* _INSTRUCTIONS TO FOLLOW_: Repeat the entire listing exactly as written.

════════

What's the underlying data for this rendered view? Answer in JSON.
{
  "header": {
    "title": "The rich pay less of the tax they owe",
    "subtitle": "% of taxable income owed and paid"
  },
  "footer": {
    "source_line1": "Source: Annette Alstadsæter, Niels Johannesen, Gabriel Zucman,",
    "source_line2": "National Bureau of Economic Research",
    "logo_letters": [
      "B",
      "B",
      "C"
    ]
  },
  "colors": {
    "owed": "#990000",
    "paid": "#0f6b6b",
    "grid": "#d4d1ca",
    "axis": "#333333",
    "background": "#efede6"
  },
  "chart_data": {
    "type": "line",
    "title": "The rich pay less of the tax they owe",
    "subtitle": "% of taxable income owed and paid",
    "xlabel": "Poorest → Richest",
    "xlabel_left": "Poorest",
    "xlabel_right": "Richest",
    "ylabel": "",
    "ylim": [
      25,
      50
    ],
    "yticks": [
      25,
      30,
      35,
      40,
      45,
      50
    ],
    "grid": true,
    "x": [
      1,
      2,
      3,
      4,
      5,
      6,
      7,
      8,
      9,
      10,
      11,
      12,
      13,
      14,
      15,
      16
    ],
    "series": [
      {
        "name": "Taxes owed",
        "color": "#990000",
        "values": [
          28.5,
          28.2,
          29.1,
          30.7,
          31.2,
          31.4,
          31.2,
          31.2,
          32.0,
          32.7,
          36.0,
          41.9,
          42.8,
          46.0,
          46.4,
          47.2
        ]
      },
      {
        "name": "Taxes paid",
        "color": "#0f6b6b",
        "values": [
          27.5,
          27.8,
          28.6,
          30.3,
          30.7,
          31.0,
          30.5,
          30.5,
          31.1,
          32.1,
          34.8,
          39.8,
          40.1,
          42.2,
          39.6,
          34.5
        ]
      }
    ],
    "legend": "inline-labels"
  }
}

════════

* _EXERCISE RESULT_:
What's the underlying data for this rendered view? Answer in JSON.
{
  "header": {
    "title": "The rich pay less of the tax they owe",
    "subtitle": "% of taxable income owed and paid"
  },
  "footer": {
    "source_line1": "Source: Annette Alstadsæter, Niels Johannesen, Gabriel Zucman,",
    "source_line2": "National Bureau of Economic Research",
    "logo_letters": [
      "B",
      "B",
      "C"
    ]
  },
  "colors": {
    "owed": "#990000",
    "paid": "#0f6b6b",
    "grid": "#d4d1ca",
    "axis": "#333333",
    "background": "#efede6"
  },
  "chart_data": {
    "type": "line",
    "title": "The rich pay less of the tax they owe",
    "subtitle": "% of taxable income owed and paid",
    "xlabel": "Poorest → Richest",
    "xlabel_left": "Poorest",
    "xlabel_right": "Richest",
    "ylabel": "",
    "ylim": [
      25,
      50
    ],
    "yticks": [
      25,
      30,
      35,
      40,
      45,
      50
    ],
    "grid": true,
    "x": [
      1,
      2,
      3,
      4,
      5,
      6,
      7,
      8,
      9,
      10,
      11,
      12,
      13,
      14,
      15,
      16
    ],
    "series": [
      {
        "name": "Taxes owed",
        "color": "#990000",
        "values": [
          28.5,
          28.2,
          29.1,
          30.7,
          31.2,
          31.4,
          31.2,
          31.2,
          32.0,
          32.7,
          36.0,
          41.9,
          42.8,
          46.0,
          46.4,
          47.2
        ]
      },
      {
        "name": "Taxes paid",
        "color": "#0f6b6b",
        "values": [
          27.5,
          27.8,
          28.6,
          30.3,
          30.7,
          31.0,
          30.5,
          30.5,
          31.1,
          32.1,
          34.8,
          39.8,
          40.1,
          42.2,
          39.6,
          34.5
        ]
      }
    ],
    "legend": "inline-labels"
  }
}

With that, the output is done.